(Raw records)
** BEGIN **

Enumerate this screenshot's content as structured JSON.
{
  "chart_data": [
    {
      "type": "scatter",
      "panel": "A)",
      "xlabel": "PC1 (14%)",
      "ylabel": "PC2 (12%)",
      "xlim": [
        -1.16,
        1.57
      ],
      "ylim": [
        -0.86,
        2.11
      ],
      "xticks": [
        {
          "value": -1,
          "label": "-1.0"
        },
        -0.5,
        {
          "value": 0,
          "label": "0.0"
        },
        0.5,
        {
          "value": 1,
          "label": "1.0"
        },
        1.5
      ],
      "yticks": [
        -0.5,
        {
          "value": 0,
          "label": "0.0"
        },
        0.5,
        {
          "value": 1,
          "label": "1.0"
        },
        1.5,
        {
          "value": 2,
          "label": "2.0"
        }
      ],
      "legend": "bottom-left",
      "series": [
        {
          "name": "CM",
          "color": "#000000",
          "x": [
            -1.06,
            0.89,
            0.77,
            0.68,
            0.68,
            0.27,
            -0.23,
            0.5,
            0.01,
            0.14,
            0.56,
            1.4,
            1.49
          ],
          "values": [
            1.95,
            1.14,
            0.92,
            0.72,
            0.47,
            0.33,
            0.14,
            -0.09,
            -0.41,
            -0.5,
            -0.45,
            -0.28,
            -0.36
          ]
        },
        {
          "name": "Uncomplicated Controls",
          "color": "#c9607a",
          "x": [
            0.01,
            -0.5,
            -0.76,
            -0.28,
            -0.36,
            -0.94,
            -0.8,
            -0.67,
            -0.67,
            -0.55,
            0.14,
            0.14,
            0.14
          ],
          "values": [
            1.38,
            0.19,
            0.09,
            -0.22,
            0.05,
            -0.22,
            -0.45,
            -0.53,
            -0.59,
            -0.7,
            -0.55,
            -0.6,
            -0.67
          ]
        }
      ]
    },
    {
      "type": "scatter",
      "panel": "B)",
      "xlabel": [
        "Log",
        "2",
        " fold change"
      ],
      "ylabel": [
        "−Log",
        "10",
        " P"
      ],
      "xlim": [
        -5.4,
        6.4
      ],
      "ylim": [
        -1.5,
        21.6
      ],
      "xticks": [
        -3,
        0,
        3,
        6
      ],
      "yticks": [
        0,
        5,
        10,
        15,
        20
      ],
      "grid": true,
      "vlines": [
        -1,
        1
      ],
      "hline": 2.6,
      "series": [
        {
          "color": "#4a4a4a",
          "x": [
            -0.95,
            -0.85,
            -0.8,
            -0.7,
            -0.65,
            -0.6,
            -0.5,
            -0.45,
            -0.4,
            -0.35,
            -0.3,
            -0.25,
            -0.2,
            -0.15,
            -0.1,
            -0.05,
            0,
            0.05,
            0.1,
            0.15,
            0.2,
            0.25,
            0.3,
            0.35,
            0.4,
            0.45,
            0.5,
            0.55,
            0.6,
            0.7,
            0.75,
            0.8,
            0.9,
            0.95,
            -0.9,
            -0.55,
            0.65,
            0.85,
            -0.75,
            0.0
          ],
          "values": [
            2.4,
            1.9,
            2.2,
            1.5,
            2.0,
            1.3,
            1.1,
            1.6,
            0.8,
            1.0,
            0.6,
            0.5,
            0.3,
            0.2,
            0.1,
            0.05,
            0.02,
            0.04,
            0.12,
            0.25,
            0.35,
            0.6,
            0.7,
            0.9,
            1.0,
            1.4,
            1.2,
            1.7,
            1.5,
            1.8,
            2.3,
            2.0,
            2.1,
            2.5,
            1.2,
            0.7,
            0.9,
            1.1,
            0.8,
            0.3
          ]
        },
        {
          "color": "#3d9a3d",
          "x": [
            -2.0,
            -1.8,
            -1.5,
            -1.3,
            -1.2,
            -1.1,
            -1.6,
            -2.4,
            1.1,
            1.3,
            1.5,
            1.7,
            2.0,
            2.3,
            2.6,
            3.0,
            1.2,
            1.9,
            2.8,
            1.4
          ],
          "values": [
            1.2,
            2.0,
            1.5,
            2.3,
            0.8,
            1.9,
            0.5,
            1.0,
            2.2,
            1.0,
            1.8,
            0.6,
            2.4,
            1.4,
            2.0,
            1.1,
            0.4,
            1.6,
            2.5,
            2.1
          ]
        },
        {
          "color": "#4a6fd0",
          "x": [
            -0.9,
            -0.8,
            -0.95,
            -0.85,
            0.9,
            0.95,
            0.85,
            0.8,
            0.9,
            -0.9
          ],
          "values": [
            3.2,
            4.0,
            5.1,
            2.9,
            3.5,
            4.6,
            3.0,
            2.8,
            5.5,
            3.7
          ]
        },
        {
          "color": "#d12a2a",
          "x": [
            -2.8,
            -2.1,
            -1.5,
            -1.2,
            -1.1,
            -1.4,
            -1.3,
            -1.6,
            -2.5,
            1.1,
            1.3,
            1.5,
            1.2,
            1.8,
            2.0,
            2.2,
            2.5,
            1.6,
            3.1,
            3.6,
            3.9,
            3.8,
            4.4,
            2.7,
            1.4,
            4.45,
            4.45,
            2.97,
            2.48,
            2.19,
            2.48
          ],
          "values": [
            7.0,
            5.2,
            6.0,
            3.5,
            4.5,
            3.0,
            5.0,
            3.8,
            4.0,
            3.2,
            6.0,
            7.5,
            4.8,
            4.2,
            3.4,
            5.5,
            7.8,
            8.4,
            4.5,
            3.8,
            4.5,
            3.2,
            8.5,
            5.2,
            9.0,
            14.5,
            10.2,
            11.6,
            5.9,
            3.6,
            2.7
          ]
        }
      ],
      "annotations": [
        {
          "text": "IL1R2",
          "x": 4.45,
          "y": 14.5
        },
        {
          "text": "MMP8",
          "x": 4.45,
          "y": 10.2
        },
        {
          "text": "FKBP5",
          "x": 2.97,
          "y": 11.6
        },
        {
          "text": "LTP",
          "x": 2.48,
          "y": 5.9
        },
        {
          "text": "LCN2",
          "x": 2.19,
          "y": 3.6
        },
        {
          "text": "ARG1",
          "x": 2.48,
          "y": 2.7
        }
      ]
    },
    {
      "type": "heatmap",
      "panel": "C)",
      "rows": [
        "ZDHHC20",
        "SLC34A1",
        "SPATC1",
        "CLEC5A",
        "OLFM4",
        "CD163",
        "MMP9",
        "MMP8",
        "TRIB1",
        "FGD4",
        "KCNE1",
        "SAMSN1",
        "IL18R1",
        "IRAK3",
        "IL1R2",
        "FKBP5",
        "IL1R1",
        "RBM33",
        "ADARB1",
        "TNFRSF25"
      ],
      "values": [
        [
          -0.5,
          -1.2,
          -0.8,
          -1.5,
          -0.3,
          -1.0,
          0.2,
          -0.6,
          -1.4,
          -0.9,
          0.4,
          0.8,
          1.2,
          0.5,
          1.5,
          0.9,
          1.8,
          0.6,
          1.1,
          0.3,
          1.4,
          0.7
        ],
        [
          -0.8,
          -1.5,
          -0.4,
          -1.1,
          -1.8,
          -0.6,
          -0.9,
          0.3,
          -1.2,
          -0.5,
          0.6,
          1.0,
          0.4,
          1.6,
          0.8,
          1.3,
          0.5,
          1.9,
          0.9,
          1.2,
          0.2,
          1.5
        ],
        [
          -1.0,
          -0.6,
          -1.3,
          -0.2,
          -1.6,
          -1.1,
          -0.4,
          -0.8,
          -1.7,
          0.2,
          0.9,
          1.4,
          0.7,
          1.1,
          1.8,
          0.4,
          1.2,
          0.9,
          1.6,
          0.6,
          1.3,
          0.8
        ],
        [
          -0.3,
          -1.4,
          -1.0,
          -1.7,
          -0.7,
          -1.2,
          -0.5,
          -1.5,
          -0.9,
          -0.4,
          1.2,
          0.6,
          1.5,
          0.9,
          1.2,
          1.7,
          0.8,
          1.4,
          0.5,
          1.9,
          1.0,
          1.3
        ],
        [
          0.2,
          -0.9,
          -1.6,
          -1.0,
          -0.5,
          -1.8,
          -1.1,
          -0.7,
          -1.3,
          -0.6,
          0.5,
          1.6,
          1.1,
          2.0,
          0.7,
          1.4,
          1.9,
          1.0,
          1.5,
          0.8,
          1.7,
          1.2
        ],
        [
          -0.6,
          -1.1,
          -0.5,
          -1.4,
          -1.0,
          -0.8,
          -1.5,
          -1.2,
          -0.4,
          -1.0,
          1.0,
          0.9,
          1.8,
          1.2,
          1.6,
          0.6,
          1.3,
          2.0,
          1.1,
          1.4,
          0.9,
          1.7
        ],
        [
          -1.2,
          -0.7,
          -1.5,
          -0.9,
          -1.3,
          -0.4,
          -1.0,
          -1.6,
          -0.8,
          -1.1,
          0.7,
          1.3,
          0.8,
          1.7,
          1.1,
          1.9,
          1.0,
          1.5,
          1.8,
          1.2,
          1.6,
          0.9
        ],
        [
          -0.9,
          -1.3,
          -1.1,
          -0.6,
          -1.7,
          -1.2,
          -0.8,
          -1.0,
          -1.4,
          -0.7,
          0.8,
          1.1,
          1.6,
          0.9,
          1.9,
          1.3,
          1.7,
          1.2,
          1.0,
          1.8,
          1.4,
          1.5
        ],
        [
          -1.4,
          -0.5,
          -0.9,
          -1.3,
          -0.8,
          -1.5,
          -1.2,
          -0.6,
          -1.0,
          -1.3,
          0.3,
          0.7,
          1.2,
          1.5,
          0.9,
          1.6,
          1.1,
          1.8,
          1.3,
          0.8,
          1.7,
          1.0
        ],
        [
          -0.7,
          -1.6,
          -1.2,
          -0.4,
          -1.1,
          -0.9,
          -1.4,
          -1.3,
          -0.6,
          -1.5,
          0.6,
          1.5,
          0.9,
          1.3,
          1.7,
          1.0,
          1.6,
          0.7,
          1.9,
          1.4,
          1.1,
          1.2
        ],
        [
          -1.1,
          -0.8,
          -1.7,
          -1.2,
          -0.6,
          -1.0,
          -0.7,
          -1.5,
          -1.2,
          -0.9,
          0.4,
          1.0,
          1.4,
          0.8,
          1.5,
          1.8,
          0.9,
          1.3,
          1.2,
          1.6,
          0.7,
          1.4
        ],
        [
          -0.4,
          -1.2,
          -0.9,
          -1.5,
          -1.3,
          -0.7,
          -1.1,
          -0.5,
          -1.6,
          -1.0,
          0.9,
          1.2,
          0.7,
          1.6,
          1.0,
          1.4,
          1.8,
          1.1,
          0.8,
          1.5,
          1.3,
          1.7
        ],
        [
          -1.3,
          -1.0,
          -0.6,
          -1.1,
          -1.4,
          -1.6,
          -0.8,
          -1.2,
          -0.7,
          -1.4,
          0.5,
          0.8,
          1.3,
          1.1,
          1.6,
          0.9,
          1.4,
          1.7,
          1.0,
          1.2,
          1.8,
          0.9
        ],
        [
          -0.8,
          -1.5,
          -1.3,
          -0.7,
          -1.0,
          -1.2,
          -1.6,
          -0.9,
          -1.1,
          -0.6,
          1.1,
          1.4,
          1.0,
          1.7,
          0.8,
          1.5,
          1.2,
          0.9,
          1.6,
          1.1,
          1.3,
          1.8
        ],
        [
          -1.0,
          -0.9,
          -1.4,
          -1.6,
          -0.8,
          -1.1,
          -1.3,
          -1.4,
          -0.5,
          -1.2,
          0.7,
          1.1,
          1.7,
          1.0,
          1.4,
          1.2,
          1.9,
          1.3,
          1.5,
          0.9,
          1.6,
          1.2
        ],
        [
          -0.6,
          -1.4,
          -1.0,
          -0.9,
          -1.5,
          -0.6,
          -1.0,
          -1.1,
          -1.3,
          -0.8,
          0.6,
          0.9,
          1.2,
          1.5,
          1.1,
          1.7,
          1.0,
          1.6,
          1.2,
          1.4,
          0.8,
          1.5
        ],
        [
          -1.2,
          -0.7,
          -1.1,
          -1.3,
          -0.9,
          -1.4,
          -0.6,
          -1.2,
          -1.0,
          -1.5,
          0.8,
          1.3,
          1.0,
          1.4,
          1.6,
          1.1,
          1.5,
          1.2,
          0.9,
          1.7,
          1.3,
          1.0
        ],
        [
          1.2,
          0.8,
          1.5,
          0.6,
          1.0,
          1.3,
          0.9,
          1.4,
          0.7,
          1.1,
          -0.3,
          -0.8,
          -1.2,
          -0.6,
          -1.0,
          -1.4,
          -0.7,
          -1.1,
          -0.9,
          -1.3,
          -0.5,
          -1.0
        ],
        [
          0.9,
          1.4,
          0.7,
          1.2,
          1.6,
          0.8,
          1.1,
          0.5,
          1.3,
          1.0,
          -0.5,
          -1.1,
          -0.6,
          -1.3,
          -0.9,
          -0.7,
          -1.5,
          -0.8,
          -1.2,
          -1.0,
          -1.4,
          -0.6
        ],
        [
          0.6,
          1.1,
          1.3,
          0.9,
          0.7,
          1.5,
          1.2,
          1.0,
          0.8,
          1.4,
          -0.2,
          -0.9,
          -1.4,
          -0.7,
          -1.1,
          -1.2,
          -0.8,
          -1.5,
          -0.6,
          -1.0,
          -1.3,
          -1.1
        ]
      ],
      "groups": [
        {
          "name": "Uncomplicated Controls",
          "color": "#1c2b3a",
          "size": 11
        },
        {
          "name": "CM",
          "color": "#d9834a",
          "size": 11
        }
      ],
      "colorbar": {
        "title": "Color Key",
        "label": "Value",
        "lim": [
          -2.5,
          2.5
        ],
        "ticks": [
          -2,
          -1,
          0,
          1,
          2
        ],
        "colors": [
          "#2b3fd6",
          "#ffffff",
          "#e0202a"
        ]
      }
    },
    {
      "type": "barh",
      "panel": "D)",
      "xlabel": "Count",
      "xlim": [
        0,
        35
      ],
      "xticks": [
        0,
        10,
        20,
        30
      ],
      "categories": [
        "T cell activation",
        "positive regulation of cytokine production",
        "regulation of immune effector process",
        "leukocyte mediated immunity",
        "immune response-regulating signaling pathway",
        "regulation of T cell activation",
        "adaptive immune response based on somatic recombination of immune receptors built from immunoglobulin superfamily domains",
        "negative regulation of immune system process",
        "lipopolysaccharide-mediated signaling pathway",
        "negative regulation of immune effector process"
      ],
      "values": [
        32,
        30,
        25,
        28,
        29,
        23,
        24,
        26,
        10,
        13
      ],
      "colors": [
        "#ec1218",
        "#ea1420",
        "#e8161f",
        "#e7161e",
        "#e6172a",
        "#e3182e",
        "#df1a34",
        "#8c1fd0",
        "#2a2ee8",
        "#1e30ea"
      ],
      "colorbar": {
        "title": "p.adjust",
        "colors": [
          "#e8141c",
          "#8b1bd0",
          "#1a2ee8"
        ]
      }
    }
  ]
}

** END **

### Instructions for the task
A number is the only answer here: how many lines of the material above contain "text"?

### Solution below
6